*TO BE DONE:*
a) Reproduce the passage of the #Me Too essay from "A friend shared" to "to suggest otherwise.".
b) In the #Me Too essay, who wrote the New York Times opinion article that a friend shared with the writer?
c) Extend the #Me Too essay, beginning immediately after its final sentence.

#Me Too-for both Women and Men

A friend shared an article from the Opinion section of The New York Times
written by Bari Weiss this week which resonated deeply with me. Ms. Weiss
entitled the article, “Aziz Ansari is Guilty. Of Not Being a Mind Reader.

I’ve been trying to figure out how to say what I think without seeming to espouse
disbelief or failing to support both my gender and those who have been
victimized. Having treated many women who are survivors of sexual abuse, I am
extremely sensitive to all the damage, as well as the difficulties for repair and efforts necessary for recovery. I would never want to suggest otherwise.

That said, being a woman, I am keenly aware of the role we women may play in instances when we do have the freedom to take care of ourselves when fear of danger or repercussions is not present, yet we do not feel on a fundamental level that we have the right to do so. We are severely hampered by our ingrained instinct to protect a man’s ego, even at our own expense. I’ve seen this repeatedly and have even experienced some degree of it myself, especially when I was younger. So I speak from personal as well as professional
experience here.

*AVAILABLE DATA:*
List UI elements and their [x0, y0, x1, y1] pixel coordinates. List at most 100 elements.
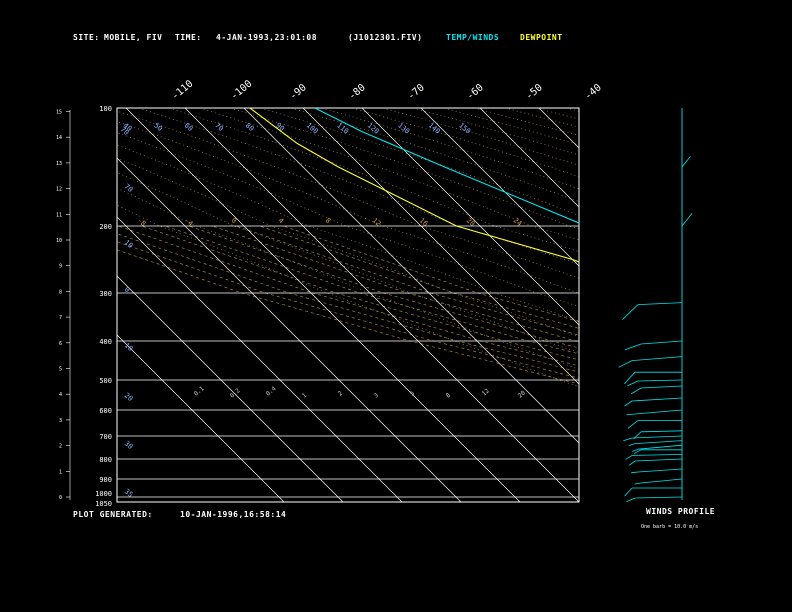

*ANSWERS TO EACH TASK:*
a)
A friend shared an article from the Opinion section of The New York Times
written by Bari Weiss this week which resonated deeply with me. Ms. Weiss
entitled the article, “Aziz Ansari is Guilty. Of Not Being a Mind Reader.

I’ve been trying to figure out how to say what I think without seeming to espouse
disbelief or failing to support both my gender and those who have been
victimized. Having treated many women who are survivors of sexual abuse, I am
extremely sensitive to all the damage, as well as the difficulties for repair and efforts necessary for recovery. I would never want to suggest otherwise.

b) Bari Weiss

c)
It is not only men who need to be educated-it is women, as well. Ms. Weiss suggests that a woman’s inability to speak up “transforms what ought to be a movement for women’s empowerment into an emblem for female helplessness.” She asks the question, “Shouldn’t we try to change our broken sexual culture?
And isn’t it enraging that women are socialized to be docile and accommodating and to put men’s desires before their own? Yes. Yes. Yes.”

She goes on to say, “But the solution to these problems does not begin with women
torching men for failing to understand their ‘nonverbal cues’. It is for women to be
more verbal. It’s to say: ‘This is what turns me on.’ It’s to say ‘I don’t want to do that’.
And, yes, sometimes it means saying good-bye.” I completely agree with her statement
that “The single most distressing thing to me about Grace’s story is that the only person
with any agency in the story seems to be Aziz Ansari. Grace is merely acted upon.”

She continues, “To judge from social media reaction to Grace’s story, they also
see a flagrant abuse of power in this sexual encounter. Yes, Mr. Ansari is a
wealthy celebrity with a Netflix show. But he had no actual power over Grace —
professionally or otherwise. And lumping him in with the same movement that
brought down men who ran movie studios and forced themselves on actresses, or
the factory floor supervisors who demanded sex from women workers, trivializes
what #MeToo first stood for.”

I believe that we must learn the distinction between “learned helplessness” and true victimization, and that discerning that is not often an easy task, but is an essential one in achieving true equality.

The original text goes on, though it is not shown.